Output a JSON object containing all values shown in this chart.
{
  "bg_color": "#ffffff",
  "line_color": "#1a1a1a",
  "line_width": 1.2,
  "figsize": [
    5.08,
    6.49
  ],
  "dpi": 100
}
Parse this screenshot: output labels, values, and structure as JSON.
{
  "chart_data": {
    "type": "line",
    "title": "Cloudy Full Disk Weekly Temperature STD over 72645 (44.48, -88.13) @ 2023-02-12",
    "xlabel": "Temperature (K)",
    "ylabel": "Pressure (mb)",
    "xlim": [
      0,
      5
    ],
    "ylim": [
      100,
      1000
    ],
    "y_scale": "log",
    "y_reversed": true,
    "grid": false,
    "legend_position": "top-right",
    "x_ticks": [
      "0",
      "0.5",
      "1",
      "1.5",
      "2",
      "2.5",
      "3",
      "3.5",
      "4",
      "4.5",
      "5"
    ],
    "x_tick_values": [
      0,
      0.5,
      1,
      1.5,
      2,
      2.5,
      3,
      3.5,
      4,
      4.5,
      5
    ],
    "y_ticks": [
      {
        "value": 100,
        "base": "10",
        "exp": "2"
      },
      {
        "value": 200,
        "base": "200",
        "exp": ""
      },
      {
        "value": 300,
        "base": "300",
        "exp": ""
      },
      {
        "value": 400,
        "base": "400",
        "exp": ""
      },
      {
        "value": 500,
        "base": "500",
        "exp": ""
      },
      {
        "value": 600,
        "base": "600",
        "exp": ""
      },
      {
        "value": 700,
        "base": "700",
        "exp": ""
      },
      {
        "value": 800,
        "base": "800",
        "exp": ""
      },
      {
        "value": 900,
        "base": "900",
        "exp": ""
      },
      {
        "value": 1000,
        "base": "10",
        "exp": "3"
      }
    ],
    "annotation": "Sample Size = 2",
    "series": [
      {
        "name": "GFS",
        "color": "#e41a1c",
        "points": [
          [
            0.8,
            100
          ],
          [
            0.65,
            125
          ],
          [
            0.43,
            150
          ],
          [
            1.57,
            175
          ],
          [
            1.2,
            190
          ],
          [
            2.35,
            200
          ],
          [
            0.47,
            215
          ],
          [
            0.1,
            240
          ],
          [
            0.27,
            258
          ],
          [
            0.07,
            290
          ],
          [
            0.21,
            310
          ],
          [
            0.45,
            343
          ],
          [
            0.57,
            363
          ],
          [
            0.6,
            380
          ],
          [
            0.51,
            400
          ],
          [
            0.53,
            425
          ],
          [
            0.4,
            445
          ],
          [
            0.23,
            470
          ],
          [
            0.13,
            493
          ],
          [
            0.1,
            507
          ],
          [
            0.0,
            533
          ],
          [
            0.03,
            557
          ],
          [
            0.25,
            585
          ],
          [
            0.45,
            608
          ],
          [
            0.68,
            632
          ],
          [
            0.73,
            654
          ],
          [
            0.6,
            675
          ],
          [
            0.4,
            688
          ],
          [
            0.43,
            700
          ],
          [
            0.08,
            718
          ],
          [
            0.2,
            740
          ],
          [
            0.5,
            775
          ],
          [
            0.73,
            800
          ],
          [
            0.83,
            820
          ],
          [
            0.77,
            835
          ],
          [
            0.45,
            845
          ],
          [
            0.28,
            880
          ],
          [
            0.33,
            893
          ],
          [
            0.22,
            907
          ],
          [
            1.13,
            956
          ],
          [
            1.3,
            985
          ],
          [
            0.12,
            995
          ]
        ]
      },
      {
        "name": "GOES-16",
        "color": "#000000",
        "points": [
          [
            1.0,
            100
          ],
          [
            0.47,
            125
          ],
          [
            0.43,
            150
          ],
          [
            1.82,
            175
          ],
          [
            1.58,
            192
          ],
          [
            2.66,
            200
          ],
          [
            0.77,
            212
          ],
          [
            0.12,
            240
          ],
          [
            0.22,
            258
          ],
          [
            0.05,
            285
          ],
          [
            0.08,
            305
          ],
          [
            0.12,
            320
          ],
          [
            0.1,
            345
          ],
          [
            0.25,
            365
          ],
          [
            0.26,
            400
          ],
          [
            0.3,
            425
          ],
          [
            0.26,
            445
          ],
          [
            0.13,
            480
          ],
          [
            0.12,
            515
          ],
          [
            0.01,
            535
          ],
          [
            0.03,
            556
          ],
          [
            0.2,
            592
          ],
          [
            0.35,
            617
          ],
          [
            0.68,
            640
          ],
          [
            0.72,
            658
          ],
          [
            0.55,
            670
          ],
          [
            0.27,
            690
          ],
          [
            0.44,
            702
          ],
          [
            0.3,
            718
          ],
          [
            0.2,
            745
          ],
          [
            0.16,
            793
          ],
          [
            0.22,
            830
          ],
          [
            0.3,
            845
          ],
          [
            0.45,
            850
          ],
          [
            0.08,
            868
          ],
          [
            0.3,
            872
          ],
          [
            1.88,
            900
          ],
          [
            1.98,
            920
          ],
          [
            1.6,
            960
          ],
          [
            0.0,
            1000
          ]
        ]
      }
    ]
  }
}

• **Exercise details**: Go through the records and print each one exactly.

• **Task result**:
Output a JSON object containing all values shown in this chart.
{
  "bg_color": "#ffffff",
  "line_color": "#1a1a1a",
  "line_width": 1.2,
  "figsize": [
    5.08,
    6.49
  ],
  "dpi": 100
}
Parse this screenshot: output labels, values, and structure as JSON.
{
  "chart_data": {
    "type": "line",
    "title": "Cloudy Full Disk Weekly Temperature STD over 72645 (44.48, -88.13) @ 2023-02-12",
    "xlabel": "Temperature (K)",
    "ylabel": "Pressure (mb)",
    "xlim": [
      0,
      5
    ],
    "ylim": [
      100,
      1000
    ],
    "y_scale": "log",
    "y_reversed": true,
    "grid": false,
    "legend_position": "top-right",
    "x_ticks": [
      "0",
      "0.5",
      "1",
      "1.5",
      "2",
      "2.5",
      "3",
      "3.5",
      "4",
      "4.5",
      "5"
    ],
    "x_tick_values": [
      0,
      0.5,
      1,
      1.5,
      2,
      2.5,
      3,
      3.5,
      4,
      4.5,
      5
    ],
    "y_ticks": [
      {
        "value": 100,
        "base": "10",
        "exp": "2"
      },
      {
        "value": 200,
        "base": "200",
        "exp": ""
      },
      {
        "value": 300,
        "base": "300",
        "exp": ""
      },
      {
        "value": 400,
        "base": "400",
        "exp": ""
      },
      {
        "value": 500,
        "base": "500",
        "exp": ""
      },
      {
        "value": 600,
        "base": "600",
        "exp": ""
      },
      {
        "value": 700,
        "base": "700",
        "exp": ""
      },
      {
        "value": 800,
        "base": "800",
        "exp": ""
      },
      {
        "value": 900,
        "base": "900",
        "exp": ""
      },
      {
        "value": 1000,
        "base": "10",
        "exp": "3"
      }
    ],
    "annotation": "Sample Size = 2",
    "series": [
      {
        "name": "GFS",
        "color": "#e41a1c",
        "points": [
          [
            0.8,
            100
          ],
          [
            0.65,
            125
          ],
          [
            0.43,
            150
          ],
          [
            1.57,
            175
          ],
          [
            1.2,
            190
          ],
          [
            2.35,
            200
          ],
          [
            0.47,
            215
          ],
          [
            0.1,
            240
          ],
          [
            0.27,
            258
          ],
          [
            0.07,
            290
          ],
          [
            0.21,
            310
          ],
          [
            0.45,
            343
          ],
          [
            0.57,
            363
          ],
          [
            0.6,
            380
          ],
          [
            0.51,
            400
          ],
          [
            0.53,
            425
          ],
          [
            0.4,
            445
          ],
          [
            0.23,
            470
          ],
          [
            0.13,
            493
          ],
          [
            0.1,
            507
          ],
          [
            0.0,
            533
          ],
          [
            0.03,
            557
          ],
          [
            0.25,
            585
          ],
          [
            0.45,
            608
          ],
          [
            0.68,
            632
          ],
          [
            0.73,
            654
          ],
          [
            0.6,
            675
          ],
          [
            0.4,
            688
          ],
          [
            0.43,
            700
          ],
          [
            0.08,
            718
          ],
          [
            0.2,
            740
          ],
          [
            0.5,
            775
          ],
          [
            0.73,
            800
          ],
          [
            0.83,
            820
          ],
          [
            0.77,
            835
          ],
          [
            0.45,
            845
          ],
          [
            0.28,
            880
          ],
          [
            0.33,
            893
          ],
          [
            0.22,
            907
          ],
          [
            1.13,
            956
          ],
          [
            1.3,
            985
          ],
          [
            0.12,
            995
          ]
        ]
      },
      {
        "name": "GOES-16",
        "color": "#000000",
        "points": [
          [
            1.0,
            100
          ],
          [
            0.47,
            125
          ],
          [
            0.43,
            150
          ],
          [
            1.82,
            175
          ],
          [
            1.58,
            192
          ],
          [
            2.66,
            200
          ],
          [
            0.77,
            212
          ],
          [
            0.12,
            240
          ],
          [
            0.22,
            258
          ],
          [
            0.05,
            285
          ],
          [
            0.08,
            305
          ],
          [
            0.12,
            320
          ],
          [
            0.1,
            345
          ],
          [
            0.25,
            365
          ],
          [
            0.26,
            400
          ],
          [
            0.3,
            425
          ],
          [
            0.26,
            445
          ],
          [
            0.13,
            480
          ],
          [
            0.12,
            515
          ],
          [
            0.01,
            535
          ],
          [
            0.03,
            556
          ],
          [
            0.2,
            592
          ],
          [
            0.35,
            617
          ],
          [
            0.68,
            640
          ],
          [
            0.72,
            658
          ],
          [
            0.55,
            670
          ],
          [
            0.27,
            690
          ],
          [
            0.44,
            702
          ],
          [
            0.3,
            718
          ],
          [
            0.2,
            745
          ],
          [
            0.16,
            793
          ],
          [
            0.22,
            830
          ],
          [
            0.3,
            845
          ],
          [
            0.45,
            850
          ],
          [
            0.08,
            868
          ],
          [
            0.3,
            872
          ],
          [
            1.88,
            900
          ],
          [
            1.98,
            920
          ],
          [
            1.6,
            960
          ],
          [
            0.0,
            1000
          ]
        ]
      }
    ]
  }
}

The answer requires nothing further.